### Prompt
Check each line for the string "title". Give only the count of lines that have it.

** start of Record excerpts **

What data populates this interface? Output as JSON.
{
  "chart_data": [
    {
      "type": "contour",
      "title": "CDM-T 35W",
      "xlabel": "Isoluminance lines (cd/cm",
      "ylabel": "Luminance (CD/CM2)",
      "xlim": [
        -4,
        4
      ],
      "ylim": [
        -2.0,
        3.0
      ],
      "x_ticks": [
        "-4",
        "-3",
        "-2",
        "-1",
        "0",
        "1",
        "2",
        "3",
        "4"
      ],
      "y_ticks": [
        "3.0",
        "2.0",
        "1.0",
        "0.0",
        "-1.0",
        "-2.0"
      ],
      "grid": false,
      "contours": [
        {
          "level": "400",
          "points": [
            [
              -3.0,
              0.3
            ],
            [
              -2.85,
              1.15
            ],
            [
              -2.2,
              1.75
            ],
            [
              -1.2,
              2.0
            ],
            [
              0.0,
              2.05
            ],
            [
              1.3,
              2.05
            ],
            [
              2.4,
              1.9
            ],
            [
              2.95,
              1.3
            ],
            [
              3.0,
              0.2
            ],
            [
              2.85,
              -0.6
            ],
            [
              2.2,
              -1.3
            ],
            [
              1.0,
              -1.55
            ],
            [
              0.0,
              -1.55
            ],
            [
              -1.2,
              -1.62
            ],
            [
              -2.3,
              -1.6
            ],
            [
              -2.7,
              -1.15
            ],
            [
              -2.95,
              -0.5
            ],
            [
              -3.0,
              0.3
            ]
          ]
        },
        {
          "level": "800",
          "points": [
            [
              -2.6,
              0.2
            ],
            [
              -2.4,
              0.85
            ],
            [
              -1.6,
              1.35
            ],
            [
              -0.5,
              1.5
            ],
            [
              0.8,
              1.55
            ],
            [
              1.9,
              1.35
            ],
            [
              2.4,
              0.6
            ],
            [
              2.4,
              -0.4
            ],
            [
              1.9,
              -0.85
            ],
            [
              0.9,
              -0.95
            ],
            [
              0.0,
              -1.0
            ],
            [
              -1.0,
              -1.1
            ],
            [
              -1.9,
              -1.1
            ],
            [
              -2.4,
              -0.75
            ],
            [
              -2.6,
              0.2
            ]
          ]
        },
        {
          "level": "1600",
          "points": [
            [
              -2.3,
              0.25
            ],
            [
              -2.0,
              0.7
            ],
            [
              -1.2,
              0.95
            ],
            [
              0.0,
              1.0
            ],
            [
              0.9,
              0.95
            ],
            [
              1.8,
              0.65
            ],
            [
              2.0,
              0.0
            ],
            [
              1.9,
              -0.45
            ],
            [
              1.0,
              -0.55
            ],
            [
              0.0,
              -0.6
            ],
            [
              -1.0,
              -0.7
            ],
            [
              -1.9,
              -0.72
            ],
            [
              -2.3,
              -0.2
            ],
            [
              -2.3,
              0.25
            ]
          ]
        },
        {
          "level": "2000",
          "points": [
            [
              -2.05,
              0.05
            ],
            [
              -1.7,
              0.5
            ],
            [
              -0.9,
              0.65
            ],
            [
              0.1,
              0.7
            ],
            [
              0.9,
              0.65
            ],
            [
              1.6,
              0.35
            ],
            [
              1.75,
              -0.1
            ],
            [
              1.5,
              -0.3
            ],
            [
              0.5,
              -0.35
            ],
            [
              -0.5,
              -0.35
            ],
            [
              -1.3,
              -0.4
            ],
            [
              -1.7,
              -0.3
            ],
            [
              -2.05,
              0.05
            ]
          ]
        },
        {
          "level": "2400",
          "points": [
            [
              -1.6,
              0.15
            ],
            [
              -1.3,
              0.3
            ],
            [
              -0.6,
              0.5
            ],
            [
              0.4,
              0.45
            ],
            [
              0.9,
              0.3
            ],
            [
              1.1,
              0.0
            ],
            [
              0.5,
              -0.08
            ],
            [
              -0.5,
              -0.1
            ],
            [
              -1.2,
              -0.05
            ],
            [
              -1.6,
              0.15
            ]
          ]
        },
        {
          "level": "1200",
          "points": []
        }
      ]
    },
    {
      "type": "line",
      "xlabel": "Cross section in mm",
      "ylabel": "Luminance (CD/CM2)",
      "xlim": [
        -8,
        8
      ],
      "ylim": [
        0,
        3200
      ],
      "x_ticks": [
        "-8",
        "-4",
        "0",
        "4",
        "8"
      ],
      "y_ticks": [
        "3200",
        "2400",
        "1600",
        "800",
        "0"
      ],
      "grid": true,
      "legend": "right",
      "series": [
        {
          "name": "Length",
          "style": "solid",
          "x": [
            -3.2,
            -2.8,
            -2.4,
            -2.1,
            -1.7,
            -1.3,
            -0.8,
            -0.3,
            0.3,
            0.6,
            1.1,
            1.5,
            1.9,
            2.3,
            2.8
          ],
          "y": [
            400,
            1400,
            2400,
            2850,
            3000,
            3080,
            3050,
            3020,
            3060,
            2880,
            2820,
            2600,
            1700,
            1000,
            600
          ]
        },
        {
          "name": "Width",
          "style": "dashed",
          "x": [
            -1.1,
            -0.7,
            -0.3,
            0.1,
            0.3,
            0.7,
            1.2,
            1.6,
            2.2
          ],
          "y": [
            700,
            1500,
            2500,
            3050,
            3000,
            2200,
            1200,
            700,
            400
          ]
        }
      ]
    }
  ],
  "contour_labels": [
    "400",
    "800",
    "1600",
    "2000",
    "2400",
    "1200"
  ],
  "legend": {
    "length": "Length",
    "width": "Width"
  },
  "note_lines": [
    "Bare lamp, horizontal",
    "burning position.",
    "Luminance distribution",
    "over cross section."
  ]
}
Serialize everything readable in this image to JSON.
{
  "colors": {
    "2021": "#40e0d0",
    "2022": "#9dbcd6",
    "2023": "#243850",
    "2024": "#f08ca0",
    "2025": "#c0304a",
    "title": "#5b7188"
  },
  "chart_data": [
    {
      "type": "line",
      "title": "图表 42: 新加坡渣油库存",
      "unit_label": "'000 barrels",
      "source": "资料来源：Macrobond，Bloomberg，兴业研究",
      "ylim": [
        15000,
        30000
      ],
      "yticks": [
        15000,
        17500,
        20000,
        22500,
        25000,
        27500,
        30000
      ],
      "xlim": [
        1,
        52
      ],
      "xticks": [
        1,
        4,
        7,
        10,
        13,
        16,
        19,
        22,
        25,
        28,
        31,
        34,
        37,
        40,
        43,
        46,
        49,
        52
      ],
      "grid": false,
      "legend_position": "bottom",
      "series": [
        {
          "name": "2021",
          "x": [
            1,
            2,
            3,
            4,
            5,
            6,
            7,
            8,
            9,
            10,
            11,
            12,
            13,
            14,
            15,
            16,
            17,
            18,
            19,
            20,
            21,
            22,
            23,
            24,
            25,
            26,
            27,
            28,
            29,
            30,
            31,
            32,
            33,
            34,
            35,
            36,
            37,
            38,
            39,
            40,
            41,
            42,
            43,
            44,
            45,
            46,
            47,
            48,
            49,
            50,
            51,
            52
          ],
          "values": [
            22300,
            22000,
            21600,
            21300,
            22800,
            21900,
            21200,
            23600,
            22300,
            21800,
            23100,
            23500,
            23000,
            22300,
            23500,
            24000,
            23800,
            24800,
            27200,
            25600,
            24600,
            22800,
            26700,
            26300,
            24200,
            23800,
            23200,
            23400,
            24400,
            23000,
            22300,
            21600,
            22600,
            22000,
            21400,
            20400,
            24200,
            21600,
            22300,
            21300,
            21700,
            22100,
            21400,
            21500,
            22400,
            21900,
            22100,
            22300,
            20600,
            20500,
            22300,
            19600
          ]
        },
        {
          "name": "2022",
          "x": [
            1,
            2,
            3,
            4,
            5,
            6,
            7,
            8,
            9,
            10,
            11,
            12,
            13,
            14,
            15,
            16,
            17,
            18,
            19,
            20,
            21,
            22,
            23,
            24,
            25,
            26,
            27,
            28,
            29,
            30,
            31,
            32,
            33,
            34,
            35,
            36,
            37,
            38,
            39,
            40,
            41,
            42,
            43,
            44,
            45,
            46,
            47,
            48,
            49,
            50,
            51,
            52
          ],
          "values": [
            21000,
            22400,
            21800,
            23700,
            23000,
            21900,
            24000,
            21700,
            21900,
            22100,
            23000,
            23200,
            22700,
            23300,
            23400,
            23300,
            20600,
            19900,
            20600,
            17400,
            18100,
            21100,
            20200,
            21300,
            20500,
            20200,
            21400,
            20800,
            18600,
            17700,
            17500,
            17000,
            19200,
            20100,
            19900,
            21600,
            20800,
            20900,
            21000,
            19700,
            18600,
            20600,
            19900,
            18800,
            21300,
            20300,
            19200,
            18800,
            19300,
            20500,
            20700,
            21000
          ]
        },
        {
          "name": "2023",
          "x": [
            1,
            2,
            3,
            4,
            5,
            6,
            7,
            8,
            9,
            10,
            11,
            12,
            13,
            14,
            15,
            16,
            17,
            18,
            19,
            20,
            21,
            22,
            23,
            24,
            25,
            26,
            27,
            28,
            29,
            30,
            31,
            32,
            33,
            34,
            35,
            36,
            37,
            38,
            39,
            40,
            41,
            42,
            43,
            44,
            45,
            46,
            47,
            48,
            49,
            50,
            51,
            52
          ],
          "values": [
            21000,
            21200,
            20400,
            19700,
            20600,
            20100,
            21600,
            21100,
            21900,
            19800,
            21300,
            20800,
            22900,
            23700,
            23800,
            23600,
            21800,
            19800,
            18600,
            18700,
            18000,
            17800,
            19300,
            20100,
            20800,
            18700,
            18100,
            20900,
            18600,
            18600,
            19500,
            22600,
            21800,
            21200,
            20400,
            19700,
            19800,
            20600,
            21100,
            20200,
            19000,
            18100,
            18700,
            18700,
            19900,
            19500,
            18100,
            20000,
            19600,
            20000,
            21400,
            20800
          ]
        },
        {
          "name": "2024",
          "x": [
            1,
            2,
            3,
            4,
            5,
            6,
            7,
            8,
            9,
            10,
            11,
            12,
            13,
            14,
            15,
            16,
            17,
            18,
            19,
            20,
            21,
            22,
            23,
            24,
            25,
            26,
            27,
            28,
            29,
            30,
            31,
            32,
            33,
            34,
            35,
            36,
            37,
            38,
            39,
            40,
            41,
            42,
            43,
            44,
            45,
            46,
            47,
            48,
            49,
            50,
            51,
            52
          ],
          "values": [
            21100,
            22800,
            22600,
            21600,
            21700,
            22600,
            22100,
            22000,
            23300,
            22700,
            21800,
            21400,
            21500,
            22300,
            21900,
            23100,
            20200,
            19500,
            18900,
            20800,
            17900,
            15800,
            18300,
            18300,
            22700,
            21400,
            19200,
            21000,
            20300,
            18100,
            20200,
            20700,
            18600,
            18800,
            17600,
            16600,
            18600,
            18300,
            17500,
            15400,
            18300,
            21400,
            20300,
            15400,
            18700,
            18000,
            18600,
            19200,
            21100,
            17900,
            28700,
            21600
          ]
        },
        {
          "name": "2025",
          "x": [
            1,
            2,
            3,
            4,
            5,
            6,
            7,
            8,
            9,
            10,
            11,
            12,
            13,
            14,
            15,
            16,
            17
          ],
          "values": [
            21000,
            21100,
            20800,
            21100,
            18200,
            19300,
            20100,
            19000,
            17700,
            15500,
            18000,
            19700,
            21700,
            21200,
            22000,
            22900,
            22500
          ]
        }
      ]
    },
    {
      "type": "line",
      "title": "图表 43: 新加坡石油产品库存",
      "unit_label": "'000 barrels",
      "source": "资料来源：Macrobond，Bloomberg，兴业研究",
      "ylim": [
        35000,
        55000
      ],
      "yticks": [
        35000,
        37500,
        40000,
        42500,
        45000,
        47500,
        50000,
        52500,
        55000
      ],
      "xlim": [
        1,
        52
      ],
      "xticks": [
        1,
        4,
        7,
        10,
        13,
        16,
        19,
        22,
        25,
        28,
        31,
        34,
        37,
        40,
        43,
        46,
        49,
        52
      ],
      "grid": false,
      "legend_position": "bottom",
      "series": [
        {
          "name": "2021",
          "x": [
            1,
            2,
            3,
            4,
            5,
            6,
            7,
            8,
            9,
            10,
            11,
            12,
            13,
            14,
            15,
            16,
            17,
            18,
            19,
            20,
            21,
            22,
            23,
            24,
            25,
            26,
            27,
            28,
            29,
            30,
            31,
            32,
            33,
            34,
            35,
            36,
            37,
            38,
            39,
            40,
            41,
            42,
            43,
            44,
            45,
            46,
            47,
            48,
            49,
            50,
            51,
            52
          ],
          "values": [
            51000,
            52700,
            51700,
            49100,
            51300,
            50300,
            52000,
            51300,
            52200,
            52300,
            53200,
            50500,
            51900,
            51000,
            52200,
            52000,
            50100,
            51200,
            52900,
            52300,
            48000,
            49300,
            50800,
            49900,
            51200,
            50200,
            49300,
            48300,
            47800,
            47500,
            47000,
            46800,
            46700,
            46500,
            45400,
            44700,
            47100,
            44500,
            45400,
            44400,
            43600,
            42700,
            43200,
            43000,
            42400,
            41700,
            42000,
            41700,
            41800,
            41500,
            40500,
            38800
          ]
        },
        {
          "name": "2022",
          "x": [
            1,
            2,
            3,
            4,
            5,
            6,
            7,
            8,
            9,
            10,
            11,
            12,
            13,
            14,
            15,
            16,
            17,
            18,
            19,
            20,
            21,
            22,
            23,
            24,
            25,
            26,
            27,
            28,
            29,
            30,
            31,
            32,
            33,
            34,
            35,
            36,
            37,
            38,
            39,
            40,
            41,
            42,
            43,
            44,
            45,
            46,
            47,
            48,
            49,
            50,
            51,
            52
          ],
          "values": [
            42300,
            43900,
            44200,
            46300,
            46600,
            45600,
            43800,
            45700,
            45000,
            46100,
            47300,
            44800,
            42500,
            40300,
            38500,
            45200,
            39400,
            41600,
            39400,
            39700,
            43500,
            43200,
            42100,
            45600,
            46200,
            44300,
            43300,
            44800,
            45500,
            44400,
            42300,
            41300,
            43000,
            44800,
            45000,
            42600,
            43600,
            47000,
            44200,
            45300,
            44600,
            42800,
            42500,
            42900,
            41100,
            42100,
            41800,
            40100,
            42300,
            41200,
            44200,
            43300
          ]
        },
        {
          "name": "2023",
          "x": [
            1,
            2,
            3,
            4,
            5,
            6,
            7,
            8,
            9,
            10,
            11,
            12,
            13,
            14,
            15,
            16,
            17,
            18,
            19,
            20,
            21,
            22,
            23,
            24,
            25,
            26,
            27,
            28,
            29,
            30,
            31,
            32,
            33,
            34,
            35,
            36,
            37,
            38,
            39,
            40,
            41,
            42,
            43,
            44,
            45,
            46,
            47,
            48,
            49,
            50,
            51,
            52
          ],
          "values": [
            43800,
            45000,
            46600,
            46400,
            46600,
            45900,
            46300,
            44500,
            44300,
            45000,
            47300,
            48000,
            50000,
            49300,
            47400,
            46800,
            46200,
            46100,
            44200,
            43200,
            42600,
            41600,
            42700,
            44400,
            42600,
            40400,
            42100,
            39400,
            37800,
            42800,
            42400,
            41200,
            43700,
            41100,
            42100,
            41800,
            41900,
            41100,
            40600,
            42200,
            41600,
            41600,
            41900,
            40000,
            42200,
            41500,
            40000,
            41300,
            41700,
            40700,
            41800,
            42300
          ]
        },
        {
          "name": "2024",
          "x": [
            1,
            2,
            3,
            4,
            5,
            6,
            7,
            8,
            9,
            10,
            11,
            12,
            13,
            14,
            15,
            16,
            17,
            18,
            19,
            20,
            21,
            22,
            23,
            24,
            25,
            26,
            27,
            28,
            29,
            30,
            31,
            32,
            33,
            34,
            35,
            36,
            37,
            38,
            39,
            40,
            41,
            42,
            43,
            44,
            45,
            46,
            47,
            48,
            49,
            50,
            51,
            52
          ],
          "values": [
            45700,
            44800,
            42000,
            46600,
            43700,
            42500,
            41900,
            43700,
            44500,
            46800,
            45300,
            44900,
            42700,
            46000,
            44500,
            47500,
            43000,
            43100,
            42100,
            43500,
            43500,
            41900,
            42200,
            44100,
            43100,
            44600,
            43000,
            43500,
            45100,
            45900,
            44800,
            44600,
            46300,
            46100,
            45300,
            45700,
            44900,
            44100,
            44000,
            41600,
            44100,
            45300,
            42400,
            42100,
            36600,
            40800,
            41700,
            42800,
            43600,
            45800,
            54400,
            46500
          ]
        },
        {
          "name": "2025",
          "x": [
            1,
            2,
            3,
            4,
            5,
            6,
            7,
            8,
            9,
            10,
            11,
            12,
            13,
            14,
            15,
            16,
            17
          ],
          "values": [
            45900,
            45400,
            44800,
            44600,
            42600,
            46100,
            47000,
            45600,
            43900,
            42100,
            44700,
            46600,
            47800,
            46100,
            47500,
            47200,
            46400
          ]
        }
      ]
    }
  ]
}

** end of Record excerpts **

### Response to the exercise
4